# Start of ENTRIES
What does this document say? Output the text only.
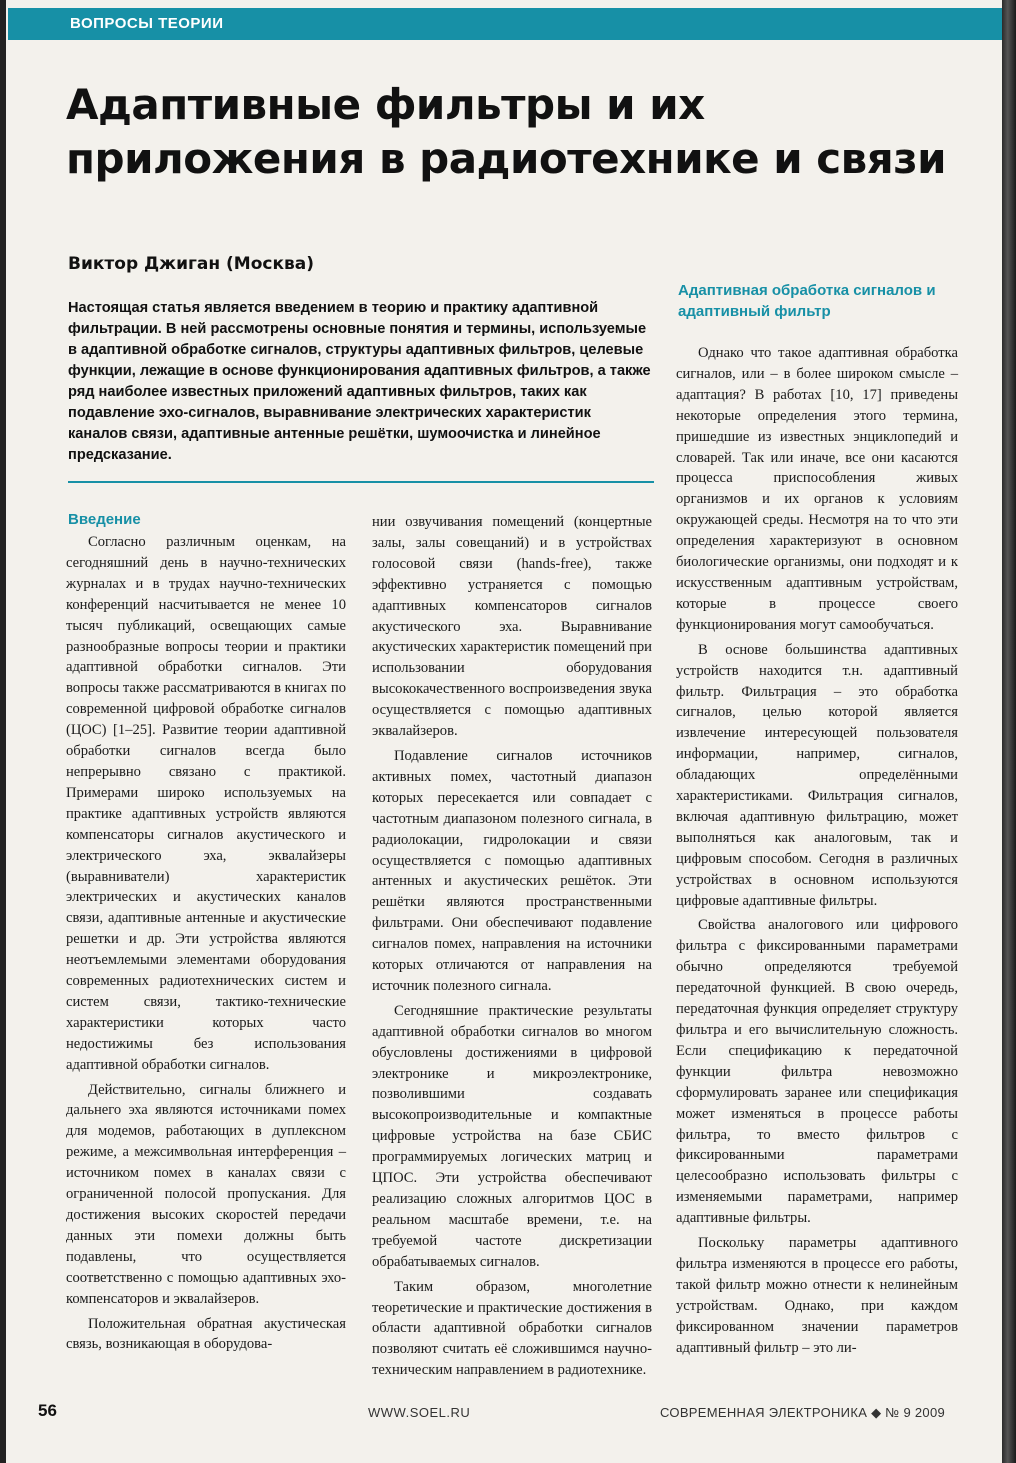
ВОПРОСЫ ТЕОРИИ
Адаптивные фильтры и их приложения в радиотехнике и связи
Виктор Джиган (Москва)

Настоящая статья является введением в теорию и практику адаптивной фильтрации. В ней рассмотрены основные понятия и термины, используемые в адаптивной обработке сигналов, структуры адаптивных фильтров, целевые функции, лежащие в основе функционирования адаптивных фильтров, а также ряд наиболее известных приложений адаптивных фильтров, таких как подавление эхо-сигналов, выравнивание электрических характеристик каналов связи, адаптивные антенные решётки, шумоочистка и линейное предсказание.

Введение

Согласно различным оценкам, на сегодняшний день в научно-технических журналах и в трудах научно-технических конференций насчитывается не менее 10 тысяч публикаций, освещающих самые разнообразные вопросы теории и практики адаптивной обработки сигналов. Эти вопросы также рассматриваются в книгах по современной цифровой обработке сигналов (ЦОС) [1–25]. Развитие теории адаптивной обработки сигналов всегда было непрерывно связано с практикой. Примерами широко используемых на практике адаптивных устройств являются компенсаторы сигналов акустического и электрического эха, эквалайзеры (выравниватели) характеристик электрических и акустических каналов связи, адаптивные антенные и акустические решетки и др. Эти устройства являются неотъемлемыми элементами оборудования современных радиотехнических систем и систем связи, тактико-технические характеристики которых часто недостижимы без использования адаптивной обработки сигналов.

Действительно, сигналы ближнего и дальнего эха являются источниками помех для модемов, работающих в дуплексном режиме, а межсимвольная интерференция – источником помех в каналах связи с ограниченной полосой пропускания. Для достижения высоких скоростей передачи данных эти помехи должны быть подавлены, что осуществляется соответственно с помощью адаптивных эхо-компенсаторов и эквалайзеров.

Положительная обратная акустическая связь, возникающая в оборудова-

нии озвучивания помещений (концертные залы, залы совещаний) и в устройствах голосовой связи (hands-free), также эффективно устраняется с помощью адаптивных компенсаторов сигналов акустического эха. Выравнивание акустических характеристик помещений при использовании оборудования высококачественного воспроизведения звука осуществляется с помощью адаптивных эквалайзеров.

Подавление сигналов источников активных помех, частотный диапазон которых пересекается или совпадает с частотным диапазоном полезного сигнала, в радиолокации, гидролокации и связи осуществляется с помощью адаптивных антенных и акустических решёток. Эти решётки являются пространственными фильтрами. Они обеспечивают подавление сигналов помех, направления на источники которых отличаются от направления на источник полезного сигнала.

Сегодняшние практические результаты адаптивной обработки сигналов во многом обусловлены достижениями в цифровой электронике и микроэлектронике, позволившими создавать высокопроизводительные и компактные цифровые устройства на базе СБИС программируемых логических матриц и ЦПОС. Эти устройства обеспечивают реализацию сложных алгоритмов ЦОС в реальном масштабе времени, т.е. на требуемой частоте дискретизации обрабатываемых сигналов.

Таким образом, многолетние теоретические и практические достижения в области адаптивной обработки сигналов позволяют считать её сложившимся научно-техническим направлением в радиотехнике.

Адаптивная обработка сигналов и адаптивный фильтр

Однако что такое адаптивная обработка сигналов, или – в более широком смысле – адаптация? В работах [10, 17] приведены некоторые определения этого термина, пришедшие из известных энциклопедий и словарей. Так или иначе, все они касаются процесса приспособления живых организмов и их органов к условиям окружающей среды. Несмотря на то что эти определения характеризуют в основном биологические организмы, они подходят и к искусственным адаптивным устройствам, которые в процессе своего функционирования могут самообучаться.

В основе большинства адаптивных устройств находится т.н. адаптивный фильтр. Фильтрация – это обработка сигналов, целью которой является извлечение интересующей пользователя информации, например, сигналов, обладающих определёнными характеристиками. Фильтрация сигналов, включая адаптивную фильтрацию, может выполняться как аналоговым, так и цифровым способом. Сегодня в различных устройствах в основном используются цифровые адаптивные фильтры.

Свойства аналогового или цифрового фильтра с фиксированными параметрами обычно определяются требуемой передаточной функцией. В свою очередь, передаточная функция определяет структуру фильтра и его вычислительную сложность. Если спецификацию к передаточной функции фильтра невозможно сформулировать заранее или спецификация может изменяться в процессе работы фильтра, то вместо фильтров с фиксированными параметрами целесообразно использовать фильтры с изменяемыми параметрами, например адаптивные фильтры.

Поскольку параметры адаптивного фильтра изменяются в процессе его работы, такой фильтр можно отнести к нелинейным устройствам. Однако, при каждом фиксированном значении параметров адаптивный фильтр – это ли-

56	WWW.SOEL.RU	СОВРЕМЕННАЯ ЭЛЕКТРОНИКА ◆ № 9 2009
# End of ENTRIES
#### WHAT THIS TASK INVOLVES
Retype the records exactly. Any image in them should not appear in what you write.

#### COMPLETED EXERCISE
What does this document say? Output the text only.
ВОПРОСЫ ТЕОРИИ
Адаптивные фильтры и их приложения в радиотехнике и связи
Виктор Джиган (Москва)

Настоящая статья является введением в теорию и практику адаптивной фильтрации. В ней рассмотрены основные понятия и термины, используемые в адаптивной обработке сигналов, структуры адаптивных фильтров, целевые функции, лежащие в основе функционирования адаптивных фильтров, а также ряд наиболее известных приложений адаптивных фильтров, таких как подавление эхо-сигналов, выравнивание электрических характеристик каналов связи, адаптивные антенные решётки, шумоочистка и линейное предсказание.

Введение

Согласно различным оценкам, на сегодняшний день в научно-технических журналах и в трудах научно-технических конференций насчитывается не менее 10 тысяч публикаций, освещающих самые разнообразные вопросы теории и практики адаптивной обработки сигналов. Эти вопросы также рассматриваются в книгах по современной цифровой обработке сигналов (ЦОС) [1–25]. Развитие теории адаптивной обработки сигналов всегда было непрерывно связано с практикой. Примерами широко используемых на практике адаптивных устройств являются компенсаторы сигналов акустического и электрического эха, эквалайзеры (выравниватели) характеристик электрических и акустических каналов связи, адаптивные антенные и акустические решетки и др. Эти устройства являются неотъемлемыми элементами оборудования современных радиотехнических систем и систем связи, тактико-технические характеристики которых часто недостижимы без использования адаптивной обработки сигналов.

Действительно, сигналы ближнего и дальнего эха являются источниками помех для модемов, работающих в дуплексном режиме, а межсимвольная интерференция – источником помех в каналах связи с ограниченной полосой пропускания. Для достижения высоких скоростей передачи данных эти помехи должны быть подавлены, что осуществляется соответственно с помощью адаптивных эхо-компенсаторов и эквалайзеров.

Положительная обратная акустическая связь, возникающая в оборудова-

нии озвучивания помещений (концертные залы, залы совещаний) и в устройствах голосовой связи (hands-free), также эффективно устраняется с помощью адаптивных компенсаторов сигналов акустического эха. Выравнивание акустических характеристик помещений при использовании оборудования высококачественного воспроизведения звука осуществляется с помощью адаптивных эквалайзеров.

Подавление сигналов источников активных помех, частотный диапазон которых пересекается или совпадает с частотным диапазоном полезного сигнала, в радиолокации, гидролокации и связи осуществляется с помощью адаптивных антенных и акустических решёток. Эти решётки являются пространственными фильтрами. Они обеспечивают подавление сигналов помех, направления на источники которых отличаются от направления на источник полезного сигнала.

Сегодняшние практические результаты адаптивной обработки сигналов во многом обусловлены достижениями в цифровой электронике и микроэлектронике, позволившими создавать высокопроизводительные и компактные цифровые устройства на базе СБИС программируемых логических матриц и ЦПОС. Эти устройства обеспечивают реализацию сложных алгоритмов ЦОС в реальном масштабе времени, т.е. на требуемой частоте дискретизации обрабатываемых сигналов.

Таким образом, многолетние теоретические и практические достижения в области адаптивной обработки сигналов позволяют считать её сложившимся научно-техническим направлением в радиотехнике.

Адаптивная обработка сигналов и адаптивный фильтр

Однако что такое адаптивная обработка сигналов, или – в более широком смысле – адаптация? В работах [10, 17] приведены некоторые определения этого термина, пришедшие из известных энциклопедий и словарей. Так или иначе, все они касаются процесса приспособления живых организмов и их органов к условиям окружающей среды. Несмотря на то что эти определения характеризуют в основном биологические организмы, они подходят и к искусственным адаптивным устройствам, которые в процессе своего функционирования могут самообучаться.

В основе большинства адаптивных устройств находится т.н. адаптивный фильтр. Фильтрация – это обработка сигналов, целью которой является извлечение интересующей пользователя информации, например, сигналов, обладающих определёнными характеристиками. Фильтрация сигналов, включая адаптивную фильтрацию, может выполняться как аналоговым, так и цифровым способом. Сегодня в различных устройствах в основном используются цифровые адаптивные фильтры.

Свойства аналогового или цифрового фильтра с фиксированными параметрами обычно определяются требуемой передаточной функцией. В свою очередь, передаточная функция определяет структуру фильтра и его вычислительную сложность. Если спецификацию к передаточной функции фильтра невозможно сформулировать заранее или спецификация может изменяться в процессе работы фильтра, то вместо фильтров с фиксированными параметрами целесообразно использовать фильтры с изменяемыми параметрами, например адаптивные фильтры.

Поскольку параметры адаптивного фильтра изменяются в процессе его работы, такой фильтр можно отнести к нелинейным устройствам. Однако, при каждом фиксированном значении параметров адаптивный фильтр – это ли-

56	WWW.SOEL.RU	СОВРЕМЕННАЯ ЭЛЕКТРОНИКА ◆ № 9 2009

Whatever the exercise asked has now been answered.